- _RECORDS TO USE_:
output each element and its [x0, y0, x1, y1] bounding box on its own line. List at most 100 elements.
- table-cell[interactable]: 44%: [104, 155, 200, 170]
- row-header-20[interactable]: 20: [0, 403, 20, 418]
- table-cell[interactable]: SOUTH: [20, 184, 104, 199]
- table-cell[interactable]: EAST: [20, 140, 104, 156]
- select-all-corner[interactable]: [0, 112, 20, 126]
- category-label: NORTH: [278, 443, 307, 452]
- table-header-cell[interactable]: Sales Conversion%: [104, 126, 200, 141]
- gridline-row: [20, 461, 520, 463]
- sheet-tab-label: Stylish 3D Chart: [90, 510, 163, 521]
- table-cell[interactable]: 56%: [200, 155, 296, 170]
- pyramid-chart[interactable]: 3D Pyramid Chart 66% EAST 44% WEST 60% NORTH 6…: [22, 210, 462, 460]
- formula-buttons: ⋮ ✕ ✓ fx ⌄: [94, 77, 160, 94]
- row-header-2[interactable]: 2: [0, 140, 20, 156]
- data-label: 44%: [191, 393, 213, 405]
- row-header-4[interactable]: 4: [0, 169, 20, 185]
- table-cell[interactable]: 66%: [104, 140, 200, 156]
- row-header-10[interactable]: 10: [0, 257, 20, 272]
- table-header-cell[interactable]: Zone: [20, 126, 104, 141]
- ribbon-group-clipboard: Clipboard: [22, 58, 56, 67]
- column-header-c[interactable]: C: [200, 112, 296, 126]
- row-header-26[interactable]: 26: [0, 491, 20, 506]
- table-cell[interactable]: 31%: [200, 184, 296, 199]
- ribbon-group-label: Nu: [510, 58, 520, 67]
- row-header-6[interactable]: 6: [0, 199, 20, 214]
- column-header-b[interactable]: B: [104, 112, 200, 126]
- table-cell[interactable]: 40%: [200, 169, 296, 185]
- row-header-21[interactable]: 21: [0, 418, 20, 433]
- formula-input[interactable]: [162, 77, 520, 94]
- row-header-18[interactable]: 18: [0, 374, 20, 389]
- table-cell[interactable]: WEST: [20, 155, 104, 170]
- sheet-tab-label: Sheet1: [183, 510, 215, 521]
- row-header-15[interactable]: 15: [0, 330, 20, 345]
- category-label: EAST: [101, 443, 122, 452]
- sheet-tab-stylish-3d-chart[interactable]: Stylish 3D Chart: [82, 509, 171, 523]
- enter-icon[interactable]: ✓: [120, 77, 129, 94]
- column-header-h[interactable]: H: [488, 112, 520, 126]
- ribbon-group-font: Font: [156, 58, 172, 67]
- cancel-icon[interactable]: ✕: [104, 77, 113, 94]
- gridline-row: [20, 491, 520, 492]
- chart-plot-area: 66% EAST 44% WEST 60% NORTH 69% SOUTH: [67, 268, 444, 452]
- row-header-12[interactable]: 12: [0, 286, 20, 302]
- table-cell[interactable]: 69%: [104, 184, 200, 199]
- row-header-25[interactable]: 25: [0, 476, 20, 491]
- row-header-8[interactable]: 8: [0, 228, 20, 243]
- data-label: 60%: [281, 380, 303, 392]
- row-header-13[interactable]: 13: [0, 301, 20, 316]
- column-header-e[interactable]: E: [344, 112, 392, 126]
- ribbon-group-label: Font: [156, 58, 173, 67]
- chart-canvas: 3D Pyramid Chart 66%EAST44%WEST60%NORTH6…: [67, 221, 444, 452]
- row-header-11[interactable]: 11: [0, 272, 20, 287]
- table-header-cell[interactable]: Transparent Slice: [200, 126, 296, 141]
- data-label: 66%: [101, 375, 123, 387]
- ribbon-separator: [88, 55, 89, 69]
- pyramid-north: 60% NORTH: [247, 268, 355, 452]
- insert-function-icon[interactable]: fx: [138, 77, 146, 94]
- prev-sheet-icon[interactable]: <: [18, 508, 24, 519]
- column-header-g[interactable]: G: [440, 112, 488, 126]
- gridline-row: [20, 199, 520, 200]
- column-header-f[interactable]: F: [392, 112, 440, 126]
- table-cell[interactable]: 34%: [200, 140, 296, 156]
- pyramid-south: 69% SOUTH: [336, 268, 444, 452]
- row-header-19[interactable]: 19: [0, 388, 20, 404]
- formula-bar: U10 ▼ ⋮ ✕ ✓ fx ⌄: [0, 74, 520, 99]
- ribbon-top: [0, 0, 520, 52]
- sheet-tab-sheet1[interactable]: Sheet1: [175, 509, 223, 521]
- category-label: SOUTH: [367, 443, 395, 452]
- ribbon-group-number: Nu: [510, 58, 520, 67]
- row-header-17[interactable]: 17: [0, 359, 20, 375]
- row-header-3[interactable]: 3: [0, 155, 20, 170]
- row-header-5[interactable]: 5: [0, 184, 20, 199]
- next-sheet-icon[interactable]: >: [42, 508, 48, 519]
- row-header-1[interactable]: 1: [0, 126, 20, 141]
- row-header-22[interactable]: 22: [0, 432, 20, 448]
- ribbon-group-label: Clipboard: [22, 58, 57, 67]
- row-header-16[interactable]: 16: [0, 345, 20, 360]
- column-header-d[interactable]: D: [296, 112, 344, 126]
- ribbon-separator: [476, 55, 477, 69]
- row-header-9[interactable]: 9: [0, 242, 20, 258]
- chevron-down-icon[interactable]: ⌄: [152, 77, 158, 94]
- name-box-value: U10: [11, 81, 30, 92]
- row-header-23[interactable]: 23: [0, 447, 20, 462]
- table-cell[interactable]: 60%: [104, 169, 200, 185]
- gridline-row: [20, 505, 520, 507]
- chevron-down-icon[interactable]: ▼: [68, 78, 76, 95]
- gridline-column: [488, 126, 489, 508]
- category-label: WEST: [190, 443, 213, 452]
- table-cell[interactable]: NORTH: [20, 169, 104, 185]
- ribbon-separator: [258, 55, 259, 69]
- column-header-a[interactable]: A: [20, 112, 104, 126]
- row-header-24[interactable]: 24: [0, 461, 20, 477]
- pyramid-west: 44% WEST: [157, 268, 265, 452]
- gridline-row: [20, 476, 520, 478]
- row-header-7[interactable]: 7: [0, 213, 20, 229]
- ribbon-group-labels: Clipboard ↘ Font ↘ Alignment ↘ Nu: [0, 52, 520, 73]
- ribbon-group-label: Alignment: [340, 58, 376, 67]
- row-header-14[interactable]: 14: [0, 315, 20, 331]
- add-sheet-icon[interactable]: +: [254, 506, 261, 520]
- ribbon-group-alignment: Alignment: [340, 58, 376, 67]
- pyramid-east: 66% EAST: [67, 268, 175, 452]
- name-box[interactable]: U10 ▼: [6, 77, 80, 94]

- _WHAT IS EXPECTED_:
Copy out the material again word for word, from its very first line through the line that holds "- table-header-cell[interactable]: Sales", with both of those lines included.

- _EXERCISE SOLUTION_:
output each element and its [x0, y0, x1, y1] bounding box on its own line. List at most 100 elements.
- table-cell[interactable]: 44%: [104, 155, 200, 170]
- row-header-20[interactable]: 20: [0, 403, 20, 418]
- table-cell[interactable]: SOUTH: [20, 184, 104, 199]
- table-cell[interactable]: EAST: [20, 140, 104, 156]
- select-all-corner[interactable]: [0, 112, 20, 126]
- category-label: NORTH: [278, 443, 307, 452]
- table-header-cell[interactable]: Sales Conversion%: [104, 126, 200, 141]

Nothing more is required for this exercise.